>> START Material for this task

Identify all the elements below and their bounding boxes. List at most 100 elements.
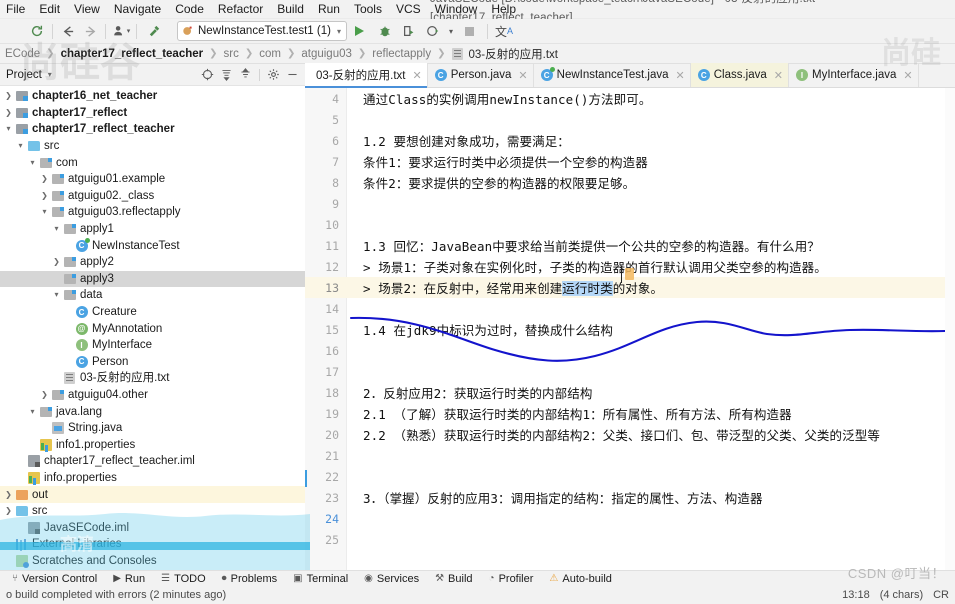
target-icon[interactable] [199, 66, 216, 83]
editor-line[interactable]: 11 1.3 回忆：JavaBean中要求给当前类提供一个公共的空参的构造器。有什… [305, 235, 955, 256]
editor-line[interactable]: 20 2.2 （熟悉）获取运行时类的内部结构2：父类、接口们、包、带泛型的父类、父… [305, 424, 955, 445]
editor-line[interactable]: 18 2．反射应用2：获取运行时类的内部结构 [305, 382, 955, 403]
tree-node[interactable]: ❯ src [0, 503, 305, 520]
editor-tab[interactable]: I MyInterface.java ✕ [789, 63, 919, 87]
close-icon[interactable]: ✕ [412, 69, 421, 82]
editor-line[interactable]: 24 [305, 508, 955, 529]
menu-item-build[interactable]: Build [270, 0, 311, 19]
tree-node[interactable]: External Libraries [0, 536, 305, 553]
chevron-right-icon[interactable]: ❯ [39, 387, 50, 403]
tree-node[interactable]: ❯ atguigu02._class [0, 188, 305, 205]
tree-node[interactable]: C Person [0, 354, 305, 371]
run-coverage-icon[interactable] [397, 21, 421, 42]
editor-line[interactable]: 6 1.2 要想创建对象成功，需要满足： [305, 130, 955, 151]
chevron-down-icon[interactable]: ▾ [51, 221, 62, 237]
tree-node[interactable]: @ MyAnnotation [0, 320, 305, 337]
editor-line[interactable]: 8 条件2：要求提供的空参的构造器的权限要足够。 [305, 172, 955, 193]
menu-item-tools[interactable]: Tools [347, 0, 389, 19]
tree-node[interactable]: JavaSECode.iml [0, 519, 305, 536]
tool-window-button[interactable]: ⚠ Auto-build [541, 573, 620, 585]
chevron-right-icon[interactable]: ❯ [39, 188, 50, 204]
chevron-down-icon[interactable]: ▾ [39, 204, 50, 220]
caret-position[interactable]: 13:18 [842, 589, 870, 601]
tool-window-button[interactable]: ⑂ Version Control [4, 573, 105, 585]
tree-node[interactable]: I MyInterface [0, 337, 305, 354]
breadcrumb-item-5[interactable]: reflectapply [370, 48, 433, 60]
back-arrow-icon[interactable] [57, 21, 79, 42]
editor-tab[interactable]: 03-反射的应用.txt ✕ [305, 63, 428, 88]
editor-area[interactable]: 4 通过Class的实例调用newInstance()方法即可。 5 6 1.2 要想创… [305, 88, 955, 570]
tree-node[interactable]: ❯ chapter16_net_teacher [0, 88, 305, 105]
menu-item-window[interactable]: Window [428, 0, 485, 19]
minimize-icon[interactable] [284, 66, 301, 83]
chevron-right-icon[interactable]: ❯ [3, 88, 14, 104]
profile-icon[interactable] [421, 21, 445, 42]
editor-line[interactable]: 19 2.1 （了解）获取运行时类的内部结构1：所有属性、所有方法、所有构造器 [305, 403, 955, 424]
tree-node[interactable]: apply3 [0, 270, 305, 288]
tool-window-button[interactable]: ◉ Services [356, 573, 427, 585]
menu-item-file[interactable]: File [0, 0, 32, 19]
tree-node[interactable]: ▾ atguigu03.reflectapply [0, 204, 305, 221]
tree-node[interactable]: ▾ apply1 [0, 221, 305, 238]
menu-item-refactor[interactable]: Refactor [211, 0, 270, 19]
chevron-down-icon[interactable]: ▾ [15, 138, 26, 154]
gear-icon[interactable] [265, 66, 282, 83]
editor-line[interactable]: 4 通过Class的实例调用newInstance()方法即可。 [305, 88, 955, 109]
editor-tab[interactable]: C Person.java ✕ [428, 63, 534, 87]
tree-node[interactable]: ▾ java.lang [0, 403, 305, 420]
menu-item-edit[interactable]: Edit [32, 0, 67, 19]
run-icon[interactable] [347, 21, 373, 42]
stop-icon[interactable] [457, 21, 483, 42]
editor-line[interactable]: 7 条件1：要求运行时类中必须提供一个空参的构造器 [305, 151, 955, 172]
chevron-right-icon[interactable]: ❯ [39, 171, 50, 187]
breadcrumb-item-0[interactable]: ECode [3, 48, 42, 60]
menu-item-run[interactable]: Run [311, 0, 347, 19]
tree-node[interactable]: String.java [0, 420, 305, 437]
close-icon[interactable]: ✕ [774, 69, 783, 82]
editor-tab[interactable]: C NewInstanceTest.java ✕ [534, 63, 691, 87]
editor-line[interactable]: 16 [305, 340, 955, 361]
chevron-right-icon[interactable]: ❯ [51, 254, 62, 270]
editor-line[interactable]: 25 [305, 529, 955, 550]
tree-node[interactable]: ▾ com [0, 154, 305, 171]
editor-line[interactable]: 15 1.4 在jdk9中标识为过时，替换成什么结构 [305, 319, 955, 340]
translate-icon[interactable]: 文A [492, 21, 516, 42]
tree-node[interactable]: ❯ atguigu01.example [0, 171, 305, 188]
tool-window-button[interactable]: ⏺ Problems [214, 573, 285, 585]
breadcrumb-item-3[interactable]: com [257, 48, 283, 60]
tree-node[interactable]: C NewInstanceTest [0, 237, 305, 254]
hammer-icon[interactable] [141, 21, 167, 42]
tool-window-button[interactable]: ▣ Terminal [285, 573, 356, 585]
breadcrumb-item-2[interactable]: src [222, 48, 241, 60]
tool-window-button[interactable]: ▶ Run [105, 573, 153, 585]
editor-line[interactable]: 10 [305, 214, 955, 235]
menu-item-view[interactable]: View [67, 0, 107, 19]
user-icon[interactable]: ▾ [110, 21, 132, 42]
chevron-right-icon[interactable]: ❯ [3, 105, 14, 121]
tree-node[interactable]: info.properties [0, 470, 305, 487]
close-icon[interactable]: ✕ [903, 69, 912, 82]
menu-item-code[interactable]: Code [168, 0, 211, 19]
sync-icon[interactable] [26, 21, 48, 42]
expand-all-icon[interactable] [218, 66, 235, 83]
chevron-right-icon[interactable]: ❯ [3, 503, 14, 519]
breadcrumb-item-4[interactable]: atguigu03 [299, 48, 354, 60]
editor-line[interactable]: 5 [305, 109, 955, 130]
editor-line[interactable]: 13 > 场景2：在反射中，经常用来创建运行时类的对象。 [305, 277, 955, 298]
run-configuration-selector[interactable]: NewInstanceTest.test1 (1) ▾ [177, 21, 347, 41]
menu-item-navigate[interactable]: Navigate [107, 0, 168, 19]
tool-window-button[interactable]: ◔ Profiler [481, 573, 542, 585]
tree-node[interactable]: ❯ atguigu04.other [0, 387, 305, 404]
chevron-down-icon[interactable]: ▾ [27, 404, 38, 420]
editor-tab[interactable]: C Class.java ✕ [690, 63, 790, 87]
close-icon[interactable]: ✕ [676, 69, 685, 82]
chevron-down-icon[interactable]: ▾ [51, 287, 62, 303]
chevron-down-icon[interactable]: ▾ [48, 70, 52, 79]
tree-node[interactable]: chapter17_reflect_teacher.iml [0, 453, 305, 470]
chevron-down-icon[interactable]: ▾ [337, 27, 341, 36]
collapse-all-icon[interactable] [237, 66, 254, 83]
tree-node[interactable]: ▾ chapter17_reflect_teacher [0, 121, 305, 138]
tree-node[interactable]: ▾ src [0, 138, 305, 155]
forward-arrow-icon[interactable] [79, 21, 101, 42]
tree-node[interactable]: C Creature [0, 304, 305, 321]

>> END Material for this task

- _Aim of the exercise_:
Copy out the lines of the records word for word, starting at the line that contains "target-icon[interactable] [199, 66, 216, 83]" and ending at the line that contains "editor-line[interactable]: 24 [305, 508, 955, 529]", with both of those lines included.

- _Response to this exercise_:
target-icon[interactable] [199, 66, 216, 83]
editor-line[interactable]: 11 1.3 回忆：JavaBean中要求给当前类提供一个公共的空参的构造器。有什… [305, 235, 955, 256]
editor-line[interactable]: 20 2.2 （熟悉）获取运行时类的内部结构2：父类、接口们、包、带泛型的父类、父… [305, 424, 955, 445]
editor-line[interactable]: 18 2．反射应用2：获取运行时类的内部结构 [305, 382, 955, 403]
tree-node[interactable]: ❯ src [0, 503, 305, 520]
editor-tab[interactable]: I MyInterface.java ✕ [789, 63, 919, 87]
close-icon[interactable]: ✕ [412, 69, 421, 82]
editor-line[interactable]: 24 [305, 508, 955, 529]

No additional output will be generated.